**TASK PROMPT**
Could every line of the data be printed exactly as it reads?

**INFORMATION GIVEN**
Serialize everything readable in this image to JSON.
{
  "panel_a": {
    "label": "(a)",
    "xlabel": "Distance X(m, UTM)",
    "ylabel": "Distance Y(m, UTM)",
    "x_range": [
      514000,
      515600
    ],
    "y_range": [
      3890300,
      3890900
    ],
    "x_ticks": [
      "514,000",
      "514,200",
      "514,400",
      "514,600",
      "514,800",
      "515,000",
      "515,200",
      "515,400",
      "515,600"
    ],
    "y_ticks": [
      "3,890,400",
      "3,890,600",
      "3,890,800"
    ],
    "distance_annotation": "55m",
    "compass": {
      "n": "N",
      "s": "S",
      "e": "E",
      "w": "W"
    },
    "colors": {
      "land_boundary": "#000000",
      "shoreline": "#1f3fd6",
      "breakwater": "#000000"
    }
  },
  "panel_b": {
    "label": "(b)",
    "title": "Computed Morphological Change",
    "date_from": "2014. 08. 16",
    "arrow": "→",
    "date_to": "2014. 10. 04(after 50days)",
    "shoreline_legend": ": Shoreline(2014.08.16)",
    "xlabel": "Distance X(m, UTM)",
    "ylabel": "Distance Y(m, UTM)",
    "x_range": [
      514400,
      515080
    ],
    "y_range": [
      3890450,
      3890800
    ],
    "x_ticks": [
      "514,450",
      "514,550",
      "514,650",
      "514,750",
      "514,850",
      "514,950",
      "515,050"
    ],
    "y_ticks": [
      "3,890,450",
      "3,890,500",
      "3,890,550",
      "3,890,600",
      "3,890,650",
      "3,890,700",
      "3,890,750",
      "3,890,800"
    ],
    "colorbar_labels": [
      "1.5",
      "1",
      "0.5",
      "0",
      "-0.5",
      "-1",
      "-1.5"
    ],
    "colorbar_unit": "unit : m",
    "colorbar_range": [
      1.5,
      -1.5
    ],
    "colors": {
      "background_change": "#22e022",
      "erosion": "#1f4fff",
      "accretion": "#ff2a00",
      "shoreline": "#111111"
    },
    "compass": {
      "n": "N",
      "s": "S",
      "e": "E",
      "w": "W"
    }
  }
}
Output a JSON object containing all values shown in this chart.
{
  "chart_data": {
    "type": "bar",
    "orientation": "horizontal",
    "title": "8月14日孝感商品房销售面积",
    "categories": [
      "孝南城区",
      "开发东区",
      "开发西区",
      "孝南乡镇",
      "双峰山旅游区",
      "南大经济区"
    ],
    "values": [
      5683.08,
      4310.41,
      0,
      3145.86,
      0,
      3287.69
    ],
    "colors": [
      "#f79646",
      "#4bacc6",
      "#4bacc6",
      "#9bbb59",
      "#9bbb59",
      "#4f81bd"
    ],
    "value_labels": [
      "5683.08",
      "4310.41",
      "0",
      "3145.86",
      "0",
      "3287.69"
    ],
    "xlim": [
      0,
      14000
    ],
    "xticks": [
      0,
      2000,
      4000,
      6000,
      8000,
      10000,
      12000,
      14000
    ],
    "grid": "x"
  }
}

**RESULT BELOW**
Serialize everything readable in this image to JSON.
{
  "panel_a": {
    "label": "(a)",
    "xlabel": "Distance X(m, UTM)",
    "ylabel": "Distance Y(m, UTM)",
    "x_range": [
      514000,
      515600
    ],
    "y_range": [
      3890300,
      3890900
    ],
    "x_ticks": [
      "514,000",
      "514,200",
      "514,400",
      "514,600",
      "514,800",
      "515,000",
      "515,200",
      "515,400",
      "515,600"
    ],
    "y_ticks": [
      "3,890,400",
      "3,890,600",
      "3,890,800"
    ],
    "distance_annotation": "55m",
    "compass": {
      "n": "N",
      "s": "S",
      "e": "E",
      "w": "W"
    },
    "colors": {
      "land_boundary": "#000000",
      "shoreline": "#1f3fd6",
      "breakwater": "#000000"
    }
  },
  "panel_b": {
    "label": "(b)",
    "title": "Computed Morphological Change",
    "date_from": "2014. 08. 16",
    "arrow": "→",
    "date_to": "2014. 10. 04(after 50days)",
    "shoreline_legend": ": Shoreline(2014.08.16)",
    "xlabel": "Distance X(m, UTM)",
    "ylabel": "Distance Y(m, UTM)",
    "x_range": [
      514400,
      515080
    ],
    "y_range": [
      3890450,
      3890800
    ],
    "x_ticks": [
      "514,450",
      "514,550",
      "514,650",
      "514,750",
      "514,850",
      "514,950",
      "515,050"
    ],
    "y_ticks": [
      "3,890,450",
      "3,890,500",
      "3,890,550",
      "3,890,600",
      "3,890,650",
      "3,890,700",
      "3,890,750",
      "3,890,800"
    ],
    "colorbar_labels": [
      "1.5",
      "1",
      "0.5",
      "0",
      "-0.5",
      "-1",
      "-1.5"
    ],
    "colorbar_unit": "unit : m",
    "colorbar_range": [
      1.5,
      -1.5
    ],
    "colors": {
      "background_change": "#22e022",
      "erosion": "#1f4fff",
      "accretion": "#ff2a00",
      "shoreline": "#111111"
    },
    "compass": {
      "n": "N",
      "s": "S",
      "e": "E",
      "w": "W"
    }
  }
}
Output a JSON object containing all values shown in this chart.
{
  "chart_data": {
    "type": "bar",
    "orientation": "horizontal",
    "title": "8月14日孝感商品房销售面积",
    "categories": [
      "孝南城区",
      "开发东区",
      "开发西区",
      "孝南乡镇",
      "双峰山旅游区",
      "南大经济区"
    ],
    "values": [
      5683.08,
      4310.41,
      0,
      3145.86,
      0,
      3287.69
    ],
    "colors": [
      "#f79646",
      "#4bacc6",
      "#4bacc6",
      "#9bbb59",
      "#9bbb59",
      "#4f81bd"
    ],
    "value_labels": [
      "5683.08",
      "4310.41",
      "0",
      "3145.86",
      "0",
      "3287.69"
    ],
    "xlim": [
      0,
      14000
    ],
    "xticks": [
      0,
      2000,
      4000,
      6000,
      8000,
      10000,
      12000,
      14000
    ],
    "grid": "x"
  }
}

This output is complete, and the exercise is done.